* _Written task_
Check each line of the records below and collect those holding "专业基础课".

=-=-=-=-=

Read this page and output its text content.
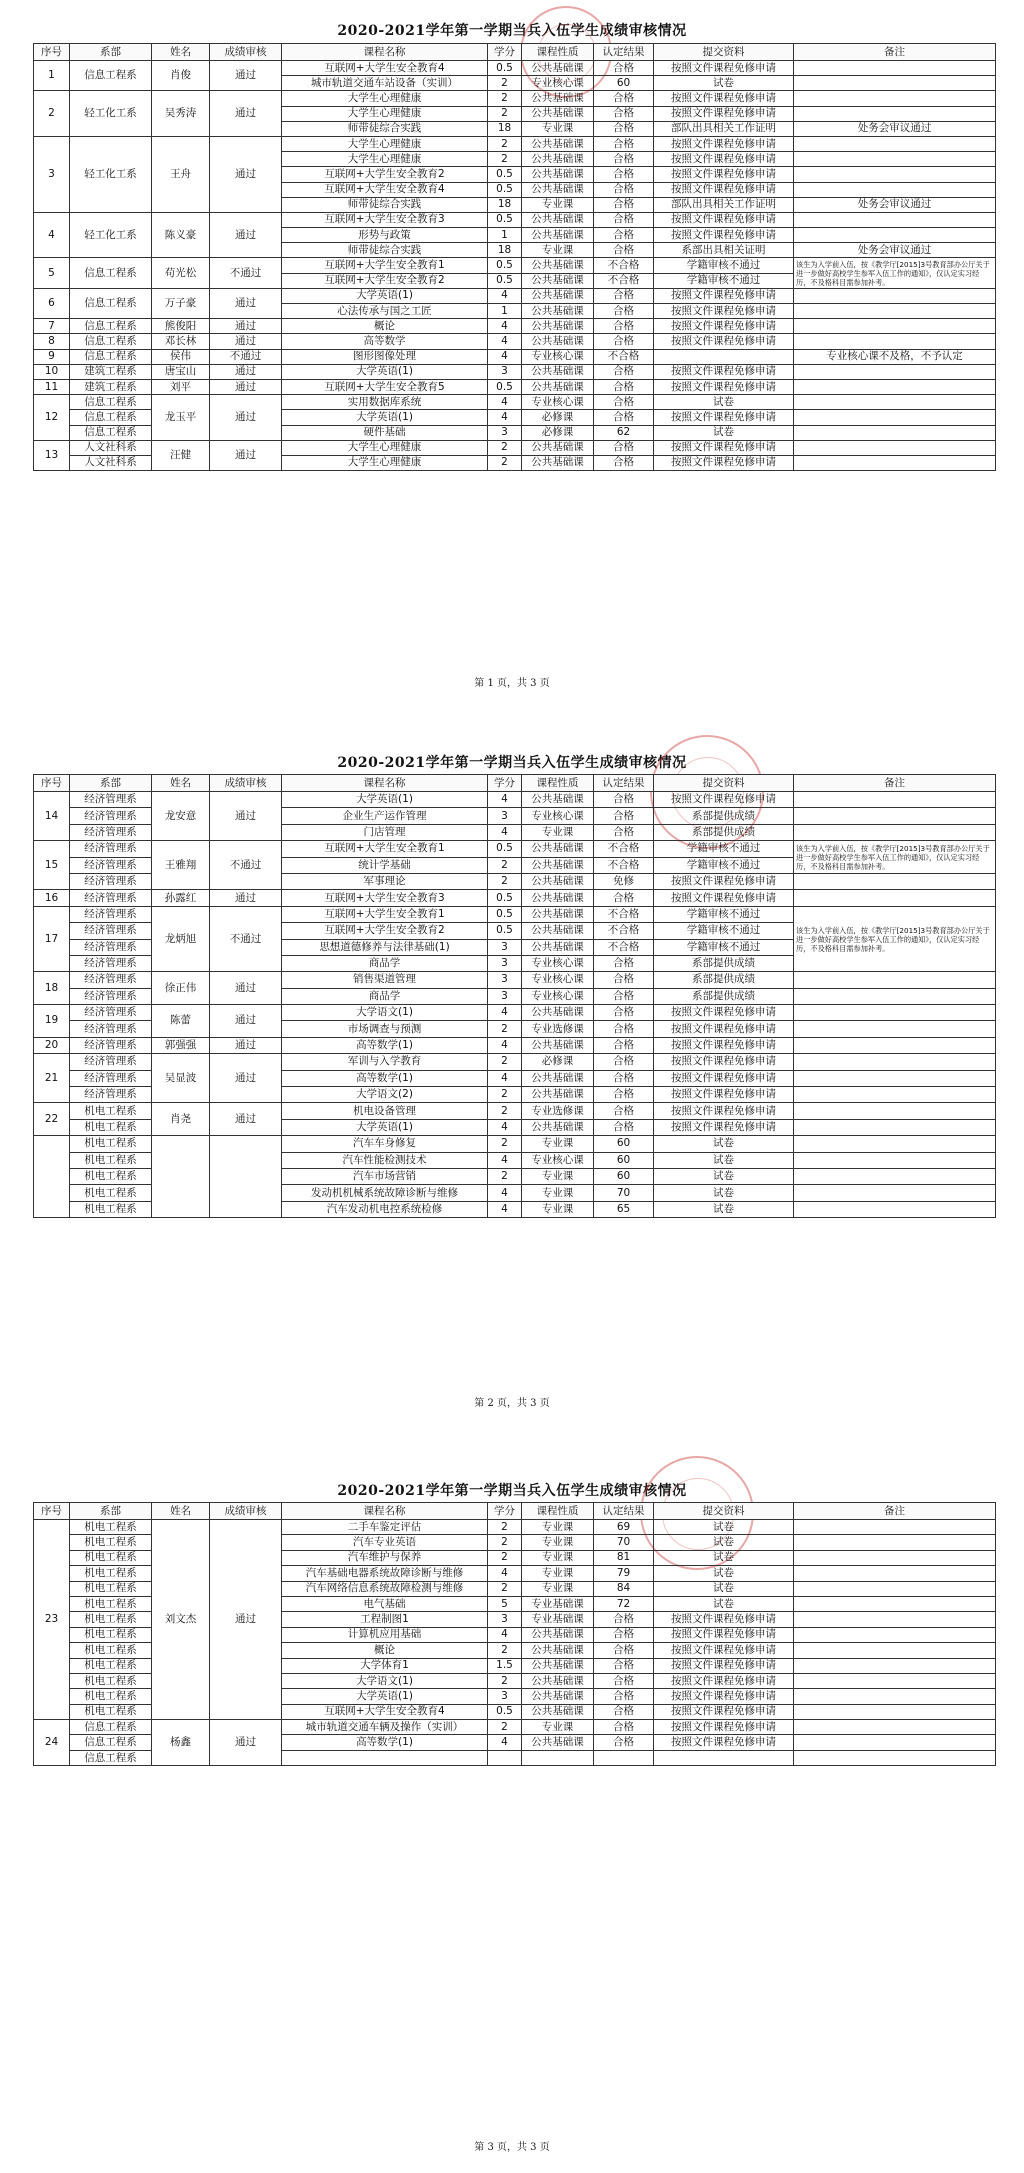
2020-2021学年第一学期当兵入伍学生成绩审核情况
序号	系部	姓名	成绩审核	课程名称	学分	课程性质	认定结果	提交资料	备注
1	信息工程系	肖俊	通过	互联网+大学生安全教育4	0.5	公共基础课	合格	按照文件课程免修申请	
				城市轨道交通车站设备（实训）	2	专业核心课	60	试卷	
2	轻工化工系	吴秀涛	通过	大学生心理健康	2	公共基础课	合格	按照文件课程免修申请	
				大学生心理健康	2	公共基础课	合格	按照文件课程免修申请	
				师带徒综合实践	18	专业课	合格	部队出具相关工作证明	处务会审议通过
3	轻工化工系	王舟	通过	大学生心理健康	2	公共基础课	合格	按照文件课程免修申请	
				大学生心理健康	2	公共基础课	合格	按照文件课程免修申请	
				互联网+大学生安全教育2	0.5	公共基础课	合格	按照文件课程免修申请	
				互联网+大学生安全教育4	0.5	公共基础课	合格	按照文件课程免修申请	
				师带徒综合实践	18	专业课	合格	部队出具相关工作证明	处务会审议通过
4	轻工化工系	陈义豪	通过	互联网+大学生安全教育3	0.5	公共基础课	合格	按照文件课程免修申请	
				形势与政策	1	公共基础课	合格	按照文件课程免修申请	
				师带徒综合实践	18	专业课	合格	系部出具相关证明	处务会审议通过
5	信息工程系	苟光松	不通过	互联网+大学生安全教育1	0.5	公共基础课	不合格	学籍审核不通过	该生为入学前入伍，按《教学厅[2015]3号教育部办公厅关于进一步做好高校学生参军入伍工作的通知》，仅认定实习经历，不及格科目需参加补考。
				互联网+大学生安全教育2	0.5	公共基础课	不合格	学籍审核不通过	
6	信息工程系	万子豪	通过	大学英语(1)	4	公共基础课	合格	按照文件课程免修申请	
				心法传承与国之工匠	1	公共基础课	合格	按照文件课程免修申请	
7	信息工程系	熊俊阳	通过	概论	4	公共基础课	合格	按照文件课程免修申请	
8	信息工程系	邓长林	通过	高等数学	4	公共基础课	合格	按照文件课程免修申请	
9	信息工程系	侯伟	不通过	图形图像处理	4	专业核心课	不合格		专业核心课不及格，不予认定
10	建筑工程系	唐宝山	通过	大学英语(1)	3	公共基础课	合格	按照文件课程免修申请	
11	建筑工程系	刘平	通过	互联网+大学生安全教育5	0.5	公共基础课	合格	按照文件课程免修申请	
12	信息工程系	龙玉平	通过	实用数据库系统	4	专业核心课	合格	试卷	
	信息工程系			大学英语(1)	4	必修课	合格	按照文件课程免修申请	
	信息工程系			硬件基础	3	必修课	62	试卷	
13	人文社科系	汪健	通过	大学生心理健康	2	公共基础课	合格	按照文件课程免修申请	
	人文社科系			大学生心理健康	2	公共基础课	合格	按照文件课程免修申请	
第 1 页，共 3 页
2020-2021学年第一学期当兵入伍学生成绩审核情况
序号	系部	姓名	成绩审核	课程名称	学分	课程性质	认定结果	提交资料	备注
14	经济管理系	龙安意	通过	大学英语(1)	4	公共基础课	合格	按照文件课程免修申请	
	经济管理系			企业生产运作管理	3	专业核心课	合格	系部提供成绩	
	经济管理系			门店管理	4	专业课	合格	系部提供成绩	
15	经济管理系	王雅翔	不通过	互联网+大学生安全教育1	0.5	公共基础课	不合格	学籍审核不通过	该生为入学前入伍，按《教学厅[2015]3号教育部办公厅关于进一步做好高校学生参军入伍工作的通知》，仅认定实习经历，不及格科目需参加补考。
	经济管理系			统计学基础	2	公共基础课	不合格	学籍审核不通过	
	经济管理系			军事理论	2	公共基础课	免修	按照文件课程免修申请	
16	经济管理系	孙露红	通过	互联网+大学生安全教育3	0.5	公共基础课	合格	按照文件课程免修申请	
17	经济管理系	龙炳旭	不通过	互联网+大学生安全教育1	0.5	公共基础课	不合格	学籍审核不通过	该生为入学前入伍，按《教学厅[2015]3号教育部办公厅关于进一步做好高校学生参军入伍工作的通知》，仅认定实习经历，不及格科目需参加补考。
	经济管理系			互联网+大学生安全教育2	0.5	公共基础课	不合格	学籍审核不通过	
	经济管理系			思想道德修养与法律基础(1)	3	公共基础课	不合格	学籍审核不通过	
	经济管理系			商品学	3	专业核心课	合格	系部提供成绩	
18	经济管理系	徐正伟	通过	销售渠道管理	3	专业核心课	合格	系部提供成绩	
	经济管理系			商品学	3	专业核心课	合格	系部提供成绩	
19	经济管理系	陈蕾	通过	大学语文(1)	4	公共基础课	合格	按照文件课程免修申请	
	经济管理系			市场调查与预测	2	专业选修课	合格	按照文件课程免修申请	
20	经济管理系	郭强强	通过	高等数学(1)	4	公共基础课	合格	按照文件课程免修申请	
21	经济管理系	吴显波	通过	军训与入学教育	2	必修课	合格	按照文件课程免修申请	
	经济管理系			高等数学(1)	4	公共基础课	合格	按照文件课程免修申请	
	经济管理系			大学语文(2)	2	公共基础课	合格	按照文件课程免修申请	
22	机电工程系	肖尧	通过	机电设备管理	2	专业选修课	合格	按照文件课程免修申请	
	机电工程系			大学英语(1)	4	公共基础课	合格	按照文件课程免修申请	
	机电工程系			汽车车身修复	2	专业课	60	试卷	
	机电工程系			汽车性能检测技术	4	专业核心课	60	试卷	
	机电工程系			汽车市场营销	2	专业课	60	试卷	
	机电工程系			发动机机械系统故障诊断与维修	4	专业课	70	试卷	
	机电工程系			汽车发动机电控系统检修	4	专业课	65	试卷	
第 2 页，共 3 页
2020-2021学年第一学期当兵入伍学生成绩审核情况
序号	系部	姓名	成绩审核	课程名称	学分	课程性质	认定结果	提交资料	备注
23	机电工程系	刘文杰	通过	二手车鉴定评估	2	专业课	69	试卷	
	机电工程系			汽车专业英语	2	专业课	70	试卷	
	机电工程系			汽车维护与保养	2	专业课	81	试卷	
	机电工程系			汽车基础电器系统故障诊断与维修	4	专业课	79	试卷	
	机电工程系			汽车网络信息系统故障检测与维修	2	专业课	84	试卷	
	机电工程系			电气基础	5	专业基础课	72	试卷	
	机电工程系			工程制图1	3	专业基础课	合格	按照文件课程免修申请	
	机电工程系			计算机应用基础	4	公共基础课	合格	按照文件课程免修申请	
	机电工程系			概论	2	公共基础课	合格	按照文件课程免修申请	
	机电工程系			大学体育1	1.5	公共基础课	合格	按照文件课程免修申请	
	机电工程系			大学语文(1)	2	公共基础课	合格	按照文件课程免修申请	
	机电工程系			大学英语(1)	3	公共基础课	合格	按照文件课程免修申请	
	机电工程系			互联网+大学生安全教育4	0.5	公共基础课	合格	按照文件课程免修申请	
24	信息工程系	杨鑫	通过	城市轨道交通车辆及操作（实训）	2	专业课	合格	按照文件课程免修申请	
	信息工程系			高等数学(1)	4	公共基础课	合格	按照文件课程免修申请	
	信息工程系								
第 3 页，共 3 页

=-=-=-=-=

* _Complete output_
	机电工程系			电气基础	5	专业基础课	72	试卷	
	机电工程系			工程制图1	3	专业基础课	合格	按照文件课程免修申请	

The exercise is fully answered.